Task: Reply only with how many lines contain the word "λησταί".

__________________________________________________

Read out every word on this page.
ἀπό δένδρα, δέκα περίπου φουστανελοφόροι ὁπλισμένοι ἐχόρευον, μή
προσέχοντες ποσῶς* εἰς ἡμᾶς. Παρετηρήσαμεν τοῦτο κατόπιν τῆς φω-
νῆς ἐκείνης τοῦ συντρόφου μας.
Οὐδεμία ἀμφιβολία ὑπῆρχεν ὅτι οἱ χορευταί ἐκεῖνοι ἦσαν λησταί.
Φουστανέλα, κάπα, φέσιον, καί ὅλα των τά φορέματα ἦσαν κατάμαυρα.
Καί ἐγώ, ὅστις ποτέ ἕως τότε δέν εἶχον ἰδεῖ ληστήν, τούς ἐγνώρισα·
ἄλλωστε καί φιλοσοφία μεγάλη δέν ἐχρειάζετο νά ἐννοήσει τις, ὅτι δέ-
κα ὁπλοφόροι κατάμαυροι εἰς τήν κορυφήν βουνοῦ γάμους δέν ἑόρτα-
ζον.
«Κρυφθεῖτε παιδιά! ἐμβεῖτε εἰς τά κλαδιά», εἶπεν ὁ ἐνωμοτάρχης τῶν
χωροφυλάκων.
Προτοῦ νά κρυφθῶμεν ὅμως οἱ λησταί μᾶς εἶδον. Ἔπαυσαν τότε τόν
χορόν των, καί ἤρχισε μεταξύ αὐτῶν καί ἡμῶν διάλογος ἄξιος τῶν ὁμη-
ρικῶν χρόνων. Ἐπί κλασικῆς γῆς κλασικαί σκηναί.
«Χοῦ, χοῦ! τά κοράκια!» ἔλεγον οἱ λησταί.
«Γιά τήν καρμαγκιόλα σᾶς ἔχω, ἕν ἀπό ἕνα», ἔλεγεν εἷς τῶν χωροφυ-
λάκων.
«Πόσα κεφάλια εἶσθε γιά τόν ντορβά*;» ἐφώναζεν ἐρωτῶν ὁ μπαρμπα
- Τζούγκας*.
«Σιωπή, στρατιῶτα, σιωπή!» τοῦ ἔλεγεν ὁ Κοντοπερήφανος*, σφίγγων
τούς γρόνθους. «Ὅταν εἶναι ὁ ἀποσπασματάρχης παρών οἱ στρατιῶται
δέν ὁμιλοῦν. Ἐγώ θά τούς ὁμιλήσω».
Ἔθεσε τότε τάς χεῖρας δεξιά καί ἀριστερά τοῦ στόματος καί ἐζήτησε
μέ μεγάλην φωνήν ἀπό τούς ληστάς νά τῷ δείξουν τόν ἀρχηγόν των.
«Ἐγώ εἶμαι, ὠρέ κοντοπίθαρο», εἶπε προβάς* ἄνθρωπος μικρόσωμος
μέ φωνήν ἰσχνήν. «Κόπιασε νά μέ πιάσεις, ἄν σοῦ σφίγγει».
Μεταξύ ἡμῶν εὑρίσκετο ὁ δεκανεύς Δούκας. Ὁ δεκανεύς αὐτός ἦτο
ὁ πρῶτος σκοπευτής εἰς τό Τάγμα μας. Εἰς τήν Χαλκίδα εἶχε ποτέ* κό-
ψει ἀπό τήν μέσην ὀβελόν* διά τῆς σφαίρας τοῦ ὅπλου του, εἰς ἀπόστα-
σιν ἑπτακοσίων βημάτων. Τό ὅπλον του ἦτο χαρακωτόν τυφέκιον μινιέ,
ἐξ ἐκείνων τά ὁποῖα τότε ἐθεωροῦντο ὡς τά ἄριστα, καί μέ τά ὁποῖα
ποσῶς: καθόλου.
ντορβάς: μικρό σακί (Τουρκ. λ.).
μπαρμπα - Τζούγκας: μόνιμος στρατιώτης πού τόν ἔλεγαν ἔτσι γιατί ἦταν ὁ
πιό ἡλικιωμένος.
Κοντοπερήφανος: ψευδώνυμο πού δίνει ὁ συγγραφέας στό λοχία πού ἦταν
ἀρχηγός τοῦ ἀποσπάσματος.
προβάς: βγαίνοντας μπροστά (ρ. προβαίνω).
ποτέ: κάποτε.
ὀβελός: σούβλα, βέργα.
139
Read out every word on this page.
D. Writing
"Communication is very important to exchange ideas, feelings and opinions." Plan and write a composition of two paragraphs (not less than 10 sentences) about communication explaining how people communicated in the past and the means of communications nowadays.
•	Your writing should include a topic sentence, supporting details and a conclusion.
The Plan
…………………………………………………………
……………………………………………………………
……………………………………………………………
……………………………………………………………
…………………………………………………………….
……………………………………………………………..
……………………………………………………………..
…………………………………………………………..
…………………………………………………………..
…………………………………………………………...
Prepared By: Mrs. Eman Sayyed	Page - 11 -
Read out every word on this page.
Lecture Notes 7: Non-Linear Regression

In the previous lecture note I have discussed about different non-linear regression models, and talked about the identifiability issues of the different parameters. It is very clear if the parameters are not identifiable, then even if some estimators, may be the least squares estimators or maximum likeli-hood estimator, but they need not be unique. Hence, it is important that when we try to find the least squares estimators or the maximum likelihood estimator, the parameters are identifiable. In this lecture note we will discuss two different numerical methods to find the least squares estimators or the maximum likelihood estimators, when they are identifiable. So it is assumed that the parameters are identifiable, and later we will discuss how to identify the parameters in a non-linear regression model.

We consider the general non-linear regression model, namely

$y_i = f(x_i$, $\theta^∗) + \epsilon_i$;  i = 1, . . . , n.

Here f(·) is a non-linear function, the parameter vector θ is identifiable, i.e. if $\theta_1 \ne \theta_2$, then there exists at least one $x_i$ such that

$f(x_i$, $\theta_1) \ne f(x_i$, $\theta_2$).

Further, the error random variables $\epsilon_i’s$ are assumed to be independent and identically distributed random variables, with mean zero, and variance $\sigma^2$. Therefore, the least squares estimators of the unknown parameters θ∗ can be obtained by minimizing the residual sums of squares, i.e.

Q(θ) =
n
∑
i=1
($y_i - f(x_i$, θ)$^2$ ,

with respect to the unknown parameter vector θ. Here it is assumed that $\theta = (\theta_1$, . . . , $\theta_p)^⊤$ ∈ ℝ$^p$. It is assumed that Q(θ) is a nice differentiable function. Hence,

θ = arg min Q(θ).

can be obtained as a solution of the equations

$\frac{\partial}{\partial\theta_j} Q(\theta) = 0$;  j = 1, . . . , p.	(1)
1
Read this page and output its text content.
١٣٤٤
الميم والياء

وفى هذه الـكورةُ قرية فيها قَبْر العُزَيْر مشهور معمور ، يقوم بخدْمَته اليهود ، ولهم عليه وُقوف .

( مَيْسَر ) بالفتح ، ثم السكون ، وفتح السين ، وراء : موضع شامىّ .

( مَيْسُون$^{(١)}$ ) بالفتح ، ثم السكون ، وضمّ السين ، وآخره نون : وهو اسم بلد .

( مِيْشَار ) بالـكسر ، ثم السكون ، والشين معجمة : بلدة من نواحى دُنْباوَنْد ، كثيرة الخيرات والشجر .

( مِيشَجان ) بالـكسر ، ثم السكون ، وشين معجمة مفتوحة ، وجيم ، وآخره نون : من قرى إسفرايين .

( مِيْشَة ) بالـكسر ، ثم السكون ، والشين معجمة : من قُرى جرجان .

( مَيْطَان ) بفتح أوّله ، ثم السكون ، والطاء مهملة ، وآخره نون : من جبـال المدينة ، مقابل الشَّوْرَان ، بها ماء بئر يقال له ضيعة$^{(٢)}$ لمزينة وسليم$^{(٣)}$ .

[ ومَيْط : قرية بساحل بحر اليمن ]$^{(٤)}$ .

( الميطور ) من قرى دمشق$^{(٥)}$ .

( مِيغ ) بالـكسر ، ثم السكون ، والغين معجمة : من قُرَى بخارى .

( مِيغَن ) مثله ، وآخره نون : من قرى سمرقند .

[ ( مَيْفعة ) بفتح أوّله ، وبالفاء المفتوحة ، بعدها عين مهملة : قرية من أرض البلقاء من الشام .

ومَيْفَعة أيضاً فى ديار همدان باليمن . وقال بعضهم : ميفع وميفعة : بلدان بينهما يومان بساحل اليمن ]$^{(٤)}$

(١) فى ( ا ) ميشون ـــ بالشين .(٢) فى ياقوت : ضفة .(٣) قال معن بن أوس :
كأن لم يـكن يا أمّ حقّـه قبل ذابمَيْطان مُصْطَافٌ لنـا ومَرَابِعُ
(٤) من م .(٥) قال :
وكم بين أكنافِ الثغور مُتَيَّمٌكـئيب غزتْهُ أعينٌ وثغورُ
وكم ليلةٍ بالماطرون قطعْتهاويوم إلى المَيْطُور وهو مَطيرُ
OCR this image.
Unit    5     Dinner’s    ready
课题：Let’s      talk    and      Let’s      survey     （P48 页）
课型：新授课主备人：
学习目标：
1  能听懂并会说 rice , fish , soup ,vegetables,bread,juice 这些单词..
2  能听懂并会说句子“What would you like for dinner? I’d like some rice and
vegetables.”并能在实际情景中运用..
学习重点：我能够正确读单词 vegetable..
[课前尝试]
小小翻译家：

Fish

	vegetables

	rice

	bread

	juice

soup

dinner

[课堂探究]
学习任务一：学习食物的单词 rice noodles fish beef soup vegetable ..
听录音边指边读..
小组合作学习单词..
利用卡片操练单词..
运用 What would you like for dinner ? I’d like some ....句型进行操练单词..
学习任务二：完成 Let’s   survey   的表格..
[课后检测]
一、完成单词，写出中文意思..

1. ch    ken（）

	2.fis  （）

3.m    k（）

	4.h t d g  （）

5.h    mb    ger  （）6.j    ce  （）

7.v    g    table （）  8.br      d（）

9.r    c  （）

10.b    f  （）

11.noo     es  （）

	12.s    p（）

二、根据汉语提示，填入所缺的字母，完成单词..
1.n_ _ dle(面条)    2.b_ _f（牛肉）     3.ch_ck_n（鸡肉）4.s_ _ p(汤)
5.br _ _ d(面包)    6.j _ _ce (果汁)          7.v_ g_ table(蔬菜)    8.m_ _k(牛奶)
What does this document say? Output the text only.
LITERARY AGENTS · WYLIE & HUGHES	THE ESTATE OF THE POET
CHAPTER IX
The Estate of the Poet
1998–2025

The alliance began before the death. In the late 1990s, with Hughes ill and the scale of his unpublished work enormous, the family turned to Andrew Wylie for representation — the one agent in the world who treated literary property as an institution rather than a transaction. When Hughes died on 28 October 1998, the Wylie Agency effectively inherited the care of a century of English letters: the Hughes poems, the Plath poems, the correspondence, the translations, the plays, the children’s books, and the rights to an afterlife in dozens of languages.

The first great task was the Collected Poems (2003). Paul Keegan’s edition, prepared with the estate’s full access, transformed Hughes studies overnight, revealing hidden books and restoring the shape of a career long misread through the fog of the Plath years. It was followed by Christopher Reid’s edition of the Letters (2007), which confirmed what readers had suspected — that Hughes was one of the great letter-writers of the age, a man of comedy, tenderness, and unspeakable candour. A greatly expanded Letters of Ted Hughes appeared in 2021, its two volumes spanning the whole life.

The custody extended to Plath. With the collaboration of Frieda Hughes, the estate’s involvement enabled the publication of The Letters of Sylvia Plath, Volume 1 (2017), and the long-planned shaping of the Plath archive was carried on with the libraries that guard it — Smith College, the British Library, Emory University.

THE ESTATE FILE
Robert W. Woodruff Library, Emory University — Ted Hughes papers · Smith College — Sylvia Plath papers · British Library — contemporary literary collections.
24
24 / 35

__________________________________________________

Reply: 3